*Exercise instructions*
Lines containing the word "name" should be extracted in full.
───── Task data ─────
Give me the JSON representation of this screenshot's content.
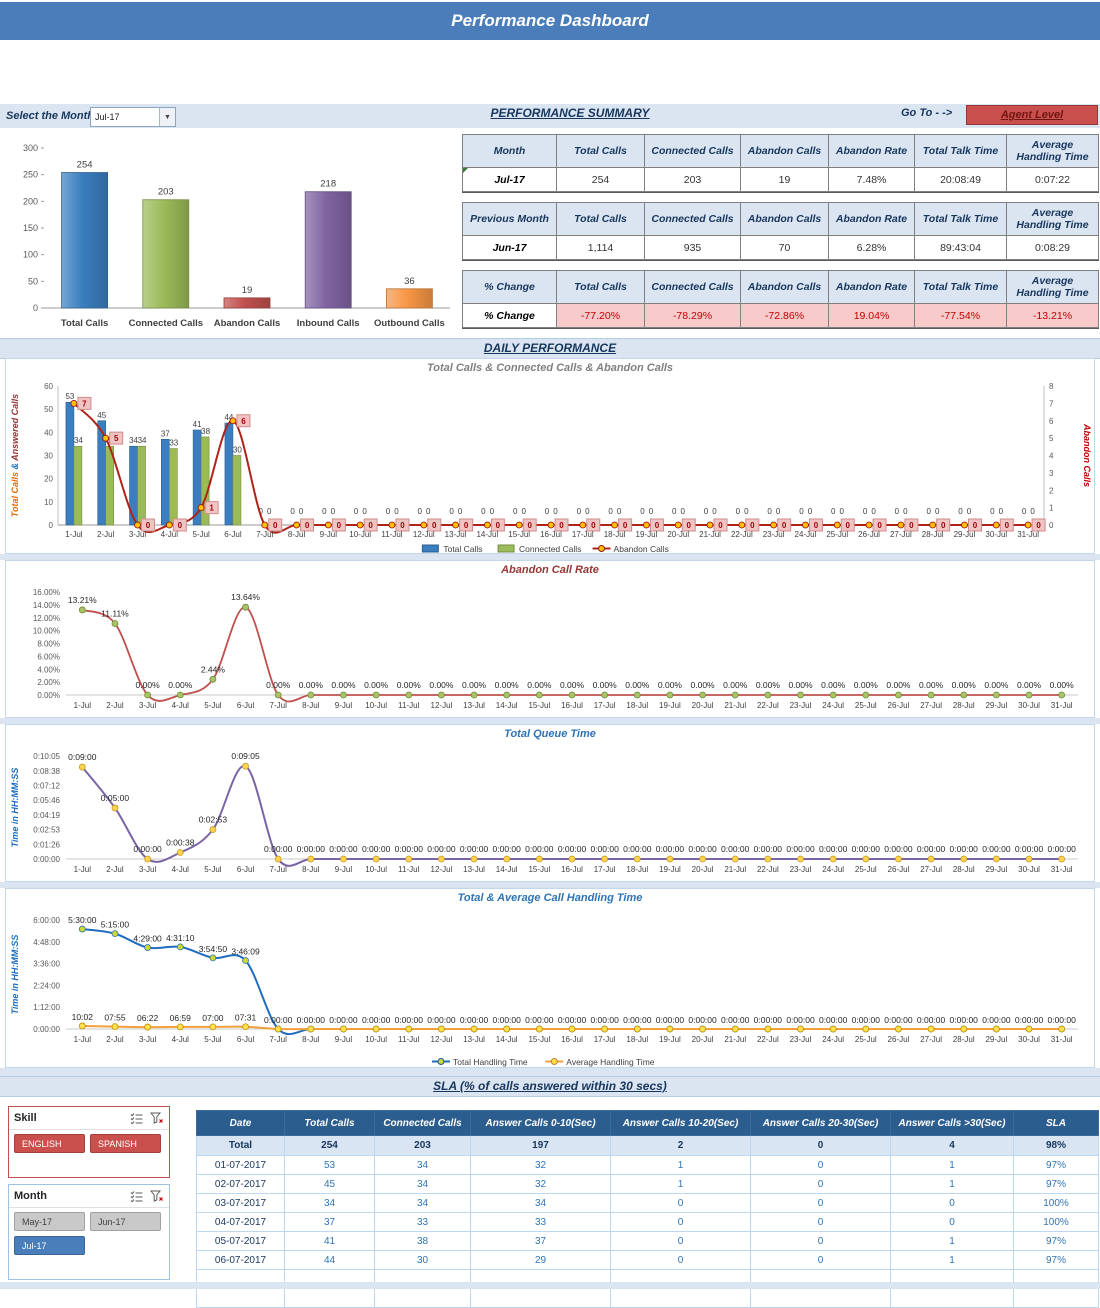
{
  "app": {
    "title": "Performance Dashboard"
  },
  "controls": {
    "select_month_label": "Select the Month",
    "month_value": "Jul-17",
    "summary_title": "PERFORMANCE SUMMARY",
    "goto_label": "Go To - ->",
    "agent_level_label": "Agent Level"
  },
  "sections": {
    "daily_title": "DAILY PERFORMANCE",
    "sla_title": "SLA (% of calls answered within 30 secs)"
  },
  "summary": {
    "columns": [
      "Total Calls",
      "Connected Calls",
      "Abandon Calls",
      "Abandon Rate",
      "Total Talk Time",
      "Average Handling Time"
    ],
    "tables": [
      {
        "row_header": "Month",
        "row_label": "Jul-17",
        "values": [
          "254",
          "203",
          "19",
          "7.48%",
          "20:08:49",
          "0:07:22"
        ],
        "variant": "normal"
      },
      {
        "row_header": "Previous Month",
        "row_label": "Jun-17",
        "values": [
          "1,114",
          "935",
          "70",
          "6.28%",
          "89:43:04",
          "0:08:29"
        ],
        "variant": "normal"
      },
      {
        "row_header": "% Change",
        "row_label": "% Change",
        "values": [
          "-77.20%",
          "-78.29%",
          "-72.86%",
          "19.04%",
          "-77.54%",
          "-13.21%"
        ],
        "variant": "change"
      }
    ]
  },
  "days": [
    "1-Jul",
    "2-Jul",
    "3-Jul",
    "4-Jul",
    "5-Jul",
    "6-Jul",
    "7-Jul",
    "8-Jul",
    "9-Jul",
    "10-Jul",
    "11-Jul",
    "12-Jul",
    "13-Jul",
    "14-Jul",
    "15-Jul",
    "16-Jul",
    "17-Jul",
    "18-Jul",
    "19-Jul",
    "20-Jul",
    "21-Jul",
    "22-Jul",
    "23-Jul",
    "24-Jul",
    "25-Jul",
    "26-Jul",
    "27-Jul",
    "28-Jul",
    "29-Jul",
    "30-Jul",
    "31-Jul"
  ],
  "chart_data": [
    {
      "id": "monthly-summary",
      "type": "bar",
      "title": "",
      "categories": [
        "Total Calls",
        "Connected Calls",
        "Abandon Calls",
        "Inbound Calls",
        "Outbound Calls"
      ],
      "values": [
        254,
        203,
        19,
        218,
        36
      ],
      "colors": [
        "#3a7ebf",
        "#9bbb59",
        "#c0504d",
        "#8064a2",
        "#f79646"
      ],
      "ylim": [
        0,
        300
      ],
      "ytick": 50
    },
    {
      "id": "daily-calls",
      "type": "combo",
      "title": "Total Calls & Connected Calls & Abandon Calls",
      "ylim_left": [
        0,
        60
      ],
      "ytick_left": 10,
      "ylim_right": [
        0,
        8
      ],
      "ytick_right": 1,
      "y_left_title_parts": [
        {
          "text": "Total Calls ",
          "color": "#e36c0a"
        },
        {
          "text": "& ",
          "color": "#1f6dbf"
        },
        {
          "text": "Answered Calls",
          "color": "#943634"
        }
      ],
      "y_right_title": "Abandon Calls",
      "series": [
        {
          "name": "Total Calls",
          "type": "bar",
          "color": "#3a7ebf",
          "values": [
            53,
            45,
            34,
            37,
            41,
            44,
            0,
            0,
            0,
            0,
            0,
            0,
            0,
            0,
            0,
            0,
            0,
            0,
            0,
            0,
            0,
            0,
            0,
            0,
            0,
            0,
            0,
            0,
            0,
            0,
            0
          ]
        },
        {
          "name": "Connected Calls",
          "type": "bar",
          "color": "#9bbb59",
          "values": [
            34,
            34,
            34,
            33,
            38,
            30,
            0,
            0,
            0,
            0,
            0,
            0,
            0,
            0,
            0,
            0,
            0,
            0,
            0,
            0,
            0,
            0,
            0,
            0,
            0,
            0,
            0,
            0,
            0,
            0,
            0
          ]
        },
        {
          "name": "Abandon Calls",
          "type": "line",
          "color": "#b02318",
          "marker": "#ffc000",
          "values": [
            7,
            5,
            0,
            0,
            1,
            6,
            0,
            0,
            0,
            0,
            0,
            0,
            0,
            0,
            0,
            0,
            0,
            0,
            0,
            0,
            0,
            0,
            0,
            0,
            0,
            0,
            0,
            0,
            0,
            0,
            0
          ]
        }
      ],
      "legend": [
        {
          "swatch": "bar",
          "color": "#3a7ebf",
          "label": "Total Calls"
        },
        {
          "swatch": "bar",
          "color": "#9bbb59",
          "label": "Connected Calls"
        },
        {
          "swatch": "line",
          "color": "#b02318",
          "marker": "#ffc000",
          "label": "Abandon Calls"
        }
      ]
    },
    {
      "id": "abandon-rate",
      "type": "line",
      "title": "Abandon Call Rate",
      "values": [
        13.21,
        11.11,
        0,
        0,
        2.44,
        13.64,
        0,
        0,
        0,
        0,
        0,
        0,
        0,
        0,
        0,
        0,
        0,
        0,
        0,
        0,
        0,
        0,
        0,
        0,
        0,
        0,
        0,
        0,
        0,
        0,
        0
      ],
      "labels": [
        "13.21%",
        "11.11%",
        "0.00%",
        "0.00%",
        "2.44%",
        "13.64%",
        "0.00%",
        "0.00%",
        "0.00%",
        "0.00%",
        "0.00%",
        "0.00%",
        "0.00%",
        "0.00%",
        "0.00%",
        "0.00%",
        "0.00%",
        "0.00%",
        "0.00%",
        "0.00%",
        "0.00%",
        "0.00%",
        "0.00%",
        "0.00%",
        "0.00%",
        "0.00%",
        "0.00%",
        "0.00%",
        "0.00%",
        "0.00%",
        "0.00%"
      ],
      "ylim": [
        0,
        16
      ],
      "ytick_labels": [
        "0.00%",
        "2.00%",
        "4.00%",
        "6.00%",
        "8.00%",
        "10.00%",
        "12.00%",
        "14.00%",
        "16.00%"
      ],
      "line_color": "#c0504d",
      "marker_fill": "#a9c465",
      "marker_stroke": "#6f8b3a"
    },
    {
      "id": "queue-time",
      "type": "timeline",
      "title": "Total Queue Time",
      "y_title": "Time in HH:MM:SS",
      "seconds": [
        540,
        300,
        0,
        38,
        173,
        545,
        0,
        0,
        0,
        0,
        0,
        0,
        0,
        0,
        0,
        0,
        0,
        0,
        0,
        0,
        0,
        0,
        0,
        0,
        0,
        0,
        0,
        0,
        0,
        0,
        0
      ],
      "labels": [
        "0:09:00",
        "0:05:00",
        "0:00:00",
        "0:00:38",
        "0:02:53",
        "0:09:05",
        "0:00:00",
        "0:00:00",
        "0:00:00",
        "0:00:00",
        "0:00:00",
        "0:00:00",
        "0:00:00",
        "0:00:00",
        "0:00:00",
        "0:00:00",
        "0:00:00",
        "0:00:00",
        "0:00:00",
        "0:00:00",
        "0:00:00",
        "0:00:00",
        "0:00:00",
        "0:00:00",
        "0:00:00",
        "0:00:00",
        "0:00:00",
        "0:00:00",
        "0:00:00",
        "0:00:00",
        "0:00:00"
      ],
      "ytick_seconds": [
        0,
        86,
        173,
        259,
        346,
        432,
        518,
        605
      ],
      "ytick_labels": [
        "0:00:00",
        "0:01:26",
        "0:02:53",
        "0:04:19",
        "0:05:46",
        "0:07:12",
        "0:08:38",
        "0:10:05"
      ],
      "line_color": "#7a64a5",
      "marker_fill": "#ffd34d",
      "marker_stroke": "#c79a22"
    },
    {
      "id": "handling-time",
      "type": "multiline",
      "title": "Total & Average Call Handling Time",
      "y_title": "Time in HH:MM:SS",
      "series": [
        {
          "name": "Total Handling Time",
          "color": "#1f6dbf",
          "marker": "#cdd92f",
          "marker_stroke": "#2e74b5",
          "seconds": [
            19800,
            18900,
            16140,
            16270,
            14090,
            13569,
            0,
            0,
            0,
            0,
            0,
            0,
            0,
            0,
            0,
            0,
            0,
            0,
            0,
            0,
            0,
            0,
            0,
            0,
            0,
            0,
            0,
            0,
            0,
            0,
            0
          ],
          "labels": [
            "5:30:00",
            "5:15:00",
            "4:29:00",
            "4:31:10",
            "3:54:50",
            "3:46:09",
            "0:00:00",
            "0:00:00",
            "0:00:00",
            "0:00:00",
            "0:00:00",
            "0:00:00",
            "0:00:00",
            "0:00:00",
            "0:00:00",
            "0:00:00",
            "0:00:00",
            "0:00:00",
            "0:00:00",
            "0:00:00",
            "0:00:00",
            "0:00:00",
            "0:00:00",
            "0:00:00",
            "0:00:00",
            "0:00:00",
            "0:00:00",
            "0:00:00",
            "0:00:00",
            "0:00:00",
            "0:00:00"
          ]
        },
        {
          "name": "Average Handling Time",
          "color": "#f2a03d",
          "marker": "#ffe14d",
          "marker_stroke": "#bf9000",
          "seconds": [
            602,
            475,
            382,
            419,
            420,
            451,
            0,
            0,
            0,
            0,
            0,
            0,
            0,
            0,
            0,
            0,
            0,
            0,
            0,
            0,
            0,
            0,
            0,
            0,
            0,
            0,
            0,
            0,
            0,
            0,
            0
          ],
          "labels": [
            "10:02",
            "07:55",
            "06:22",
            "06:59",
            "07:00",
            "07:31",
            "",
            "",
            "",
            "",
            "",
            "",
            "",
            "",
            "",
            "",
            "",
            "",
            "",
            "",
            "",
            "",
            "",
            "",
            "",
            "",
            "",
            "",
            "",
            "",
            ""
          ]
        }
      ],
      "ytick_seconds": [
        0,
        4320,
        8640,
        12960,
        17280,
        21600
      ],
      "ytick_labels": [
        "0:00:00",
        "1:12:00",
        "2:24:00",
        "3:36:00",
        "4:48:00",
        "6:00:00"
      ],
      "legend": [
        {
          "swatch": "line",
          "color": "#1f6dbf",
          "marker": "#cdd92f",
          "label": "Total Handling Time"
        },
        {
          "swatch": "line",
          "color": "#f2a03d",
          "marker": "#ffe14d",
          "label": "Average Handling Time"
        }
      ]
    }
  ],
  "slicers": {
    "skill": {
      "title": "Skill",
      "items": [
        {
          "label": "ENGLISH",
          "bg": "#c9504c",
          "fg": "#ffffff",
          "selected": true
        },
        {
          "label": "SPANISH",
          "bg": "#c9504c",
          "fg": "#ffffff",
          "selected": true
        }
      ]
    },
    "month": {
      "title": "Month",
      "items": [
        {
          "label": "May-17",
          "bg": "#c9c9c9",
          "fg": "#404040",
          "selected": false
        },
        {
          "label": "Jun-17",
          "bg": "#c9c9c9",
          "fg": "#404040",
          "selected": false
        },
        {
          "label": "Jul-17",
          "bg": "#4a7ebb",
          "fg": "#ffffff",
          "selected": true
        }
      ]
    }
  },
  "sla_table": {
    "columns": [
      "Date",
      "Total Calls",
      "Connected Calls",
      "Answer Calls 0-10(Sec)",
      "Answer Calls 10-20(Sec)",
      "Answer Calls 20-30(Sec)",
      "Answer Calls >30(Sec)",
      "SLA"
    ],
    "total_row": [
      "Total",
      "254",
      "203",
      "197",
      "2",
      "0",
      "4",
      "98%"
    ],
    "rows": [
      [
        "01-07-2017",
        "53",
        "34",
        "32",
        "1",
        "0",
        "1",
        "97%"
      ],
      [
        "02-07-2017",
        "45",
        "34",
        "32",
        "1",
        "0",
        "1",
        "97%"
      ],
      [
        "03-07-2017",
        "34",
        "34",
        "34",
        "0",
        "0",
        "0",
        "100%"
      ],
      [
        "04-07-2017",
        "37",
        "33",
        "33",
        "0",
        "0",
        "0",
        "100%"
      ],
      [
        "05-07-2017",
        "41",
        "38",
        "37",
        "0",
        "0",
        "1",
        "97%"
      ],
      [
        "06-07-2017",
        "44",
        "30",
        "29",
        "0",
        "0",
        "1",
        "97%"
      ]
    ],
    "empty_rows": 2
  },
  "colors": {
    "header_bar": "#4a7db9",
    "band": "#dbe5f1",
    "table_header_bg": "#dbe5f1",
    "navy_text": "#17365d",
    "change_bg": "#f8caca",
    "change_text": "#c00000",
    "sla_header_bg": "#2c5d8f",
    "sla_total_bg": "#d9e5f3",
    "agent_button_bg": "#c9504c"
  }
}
─────
*Task response*
          "name": "Total Calls",
          "name": "Connected Calls",
          "name": "Abandon Calls",
          "name": "Total Handling Time",
          "name": "Average Handling Time",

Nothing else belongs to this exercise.